* **Task instructions**
Return the records word for word. Any pictures in them are not part of the copy.

(Stored items)
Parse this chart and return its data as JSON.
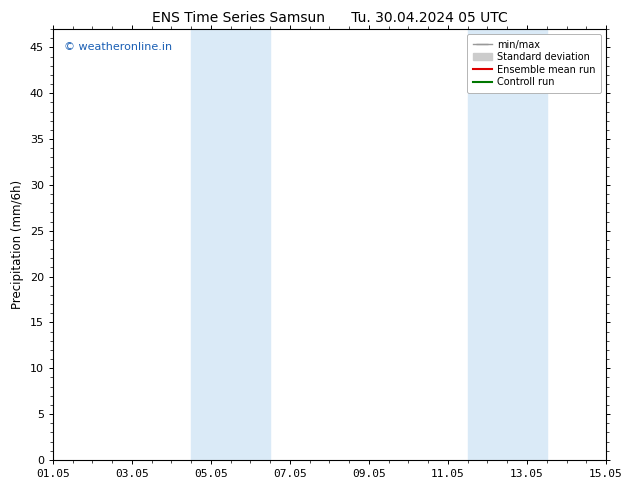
{
  "title": "ENS Time Series Samsun      Tu. 30.04.2024 05 UTC",
  "ylabel": "Precipitation (mm/6h)",
  "xlabel": "",
  "ylim": [
    0,
    47
  ],
  "yticks": [
    0,
    5,
    10,
    15,
    20,
    25,
    30,
    35,
    40,
    45
  ],
  "xtick_labels": [
    "01.05",
    "03.05",
    "05.05",
    "07.05",
    "09.05",
    "11.05",
    "13.05",
    "15.05"
  ],
  "xtick_positions": [
    0,
    2,
    4,
    6,
    8,
    10,
    12,
    14
  ],
  "xlim": [
    0,
    14
  ],
  "shade_regions": [
    {
      "xmin": 3.5,
      "xmax": 5.5
    },
    {
      "xmin": 10.5,
      "xmax": 12.5
    }
  ],
  "shade_color": "#daeaf7",
  "shade_alpha": 1.0,
  "watermark": "© weatheronline.in",
  "watermark_color": "#1a5fb4",
  "legend_entries": [
    {
      "label": "min/max",
      "color": "#999999",
      "lw": 1.0
    },
    {
      "label": "Standard deviation",
      "color": "#cccccc",
      "lw": 5
    },
    {
      "label": "Ensemble mean run",
      "color": "#dd0000",
      "lw": 1.5
    },
    {
      "label": "Controll run",
      "color": "#007700",
      "lw": 1.5
    }
  ],
  "bg_color": "#ffffff",
  "title_fontsize": 10,
  "tick_fontsize": 8,
  "ylabel_fontsize": 8.5
}
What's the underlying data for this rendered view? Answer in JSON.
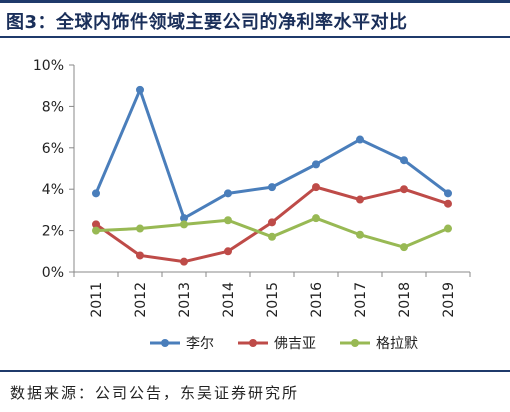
{
  "title": "图3：全球内饰件领域主要公司的净利率水平对比",
  "source": "数据来源：公司公告，东吴证券研究所",
  "chart_data": {
    "type": "line",
    "x": [
      "2011",
      "2012",
      "2013",
      "2014",
      "2015",
      "2016",
      "2017",
      "2018",
      "2019"
    ],
    "yticks": [
      "0%",
      "2%",
      "4%",
      "6%",
      "8%",
      "10%"
    ],
    "ylim": [
      0,
      10
    ],
    "series": [
      {
        "name": "李尔",
        "color": "#4a7ebb",
        "values": [
          3.8,
          8.8,
          2.6,
          3.8,
          4.1,
          5.2,
          6.4,
          5.4,
          3.8
        ]
      },
      {
        "name": "佛吉亚",
        "color": "#be4b48",
        "values": [
          2.3,
          0.8,
          0.5,
          1.0,
          2.4,
          4.1,
          3.5,
          4.0,
          3.3
        ]
      },
      {
        "name": "格拉默",
        "color": "#98b954",
        "values": [
          2.0,
          2.1,
          2.3,
          2.5,
          1.7,
          2.6,
          1.8,
          1.2,
          2.1
        ]
      }
    ],
    "grid": false,
    "legend_position": "bottom"
  }
}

* **Correct output**
Parse this chart and return its data as JSON.
{
  "title": "ENS Time Series Samsun      Tu. 30.04.2024 05 UTC",
  "ylabel": "Precipitation (mm/6h)",
  "xlabel": "",
  "ylim": [
    0,
    47
  ],
  "yticks": [
    0,
    5,
    10,
    15,
    20,
    25,
    30,
    35,
    40,
    45
  ],
  "xtick_labels": [
    "01.05",
    "03.05",
    "05.05",
    "07.05",
    "09.05",
    "11.05",
    "13.05",
    "15.05"
  ],
  "xtick_positions": [
    0,
    2,
    4,
    6,
    8,
    10,
    12,
    14
  ],
  "xlim": [
    0,
    14
  ],
  "shade_regions": [
    {
      "xmin": 3.5,
      "xmax": 5.5
    },
    {
      "xmin": 10.5,
      "xmax": 12.5
    }
  ],
  "shade_color": "#daeaf7",
  "shade_alpha": 1.0,
  "watermark": "© weatheronline.in",
  "watermark_color": "#1a5fb4",
  "legend_entries": [
    {
      "label": "min/max",
      "color": "#999999",
      "lw": 1.0
    },
    {
      "label": "Standard deviation",
      "color": "#cccccc",
      "lw": 5
    },
    {
      "label": "Ensemble mean run",
      "color": "#dd0000",
      "lw": 1.5
    },
    {
      "label": "Controll run",
      "color": "#007700",
      "lw": 1.5
    }
  ],
  "bg_color": "#ffffff",
  "title_fontsize": 10,
  "tick_fontsize": 8,
  "ylabel_fontsize": 8.5
}
What's the underlying data for this rendered view? Answer in JSON.
{
  "title": "图3：全球内饰件领域主要公司的净利率水平对比",
  "source": "数据来源：公司公告，东吴证券研究所",
  "chart_data": {
    "type": "line",
    "x": [
      "2011",
      "2012",
      "2013",
      "2014",
      "2015",
      "2016",
      "2017",
      "2018",
      "2019"
    ],
    "yticks": [
      "0%",
      "2%",
      "4%",
      "6%",
      "8%",
      "10%"
    ],
    "ylim": [
      0,
      10
    ],
    "series": [
      {
        "name": "李尔",
        "color": "#4a7ebb",
        "values": [
          3.8,
          8.8,
          2.6,
          3.8,
          4.1,
          5.2,
          6.4,
          5.4,
          3.8
        ]
      },
      {
        "name": "佛吉亚",
        "color": "#be4b48",
        "values": [
          2.3,
          0.8,
          0.5,
          1.0,
          2.4,
          4.1,
          3.5,
          4.0,
          3.3
        ]
      },
      {
        "name": "格拉默",
        "color": "#98b954",
        "values": [
          2.0,
          2.1,
          2.3,
          2.5,
          1.7,
          2.6,
          1.8,
          1.2,
          2.1
        ]
      }
    ],
    "grid": false,
    "legend_position": "bottom"
  }
}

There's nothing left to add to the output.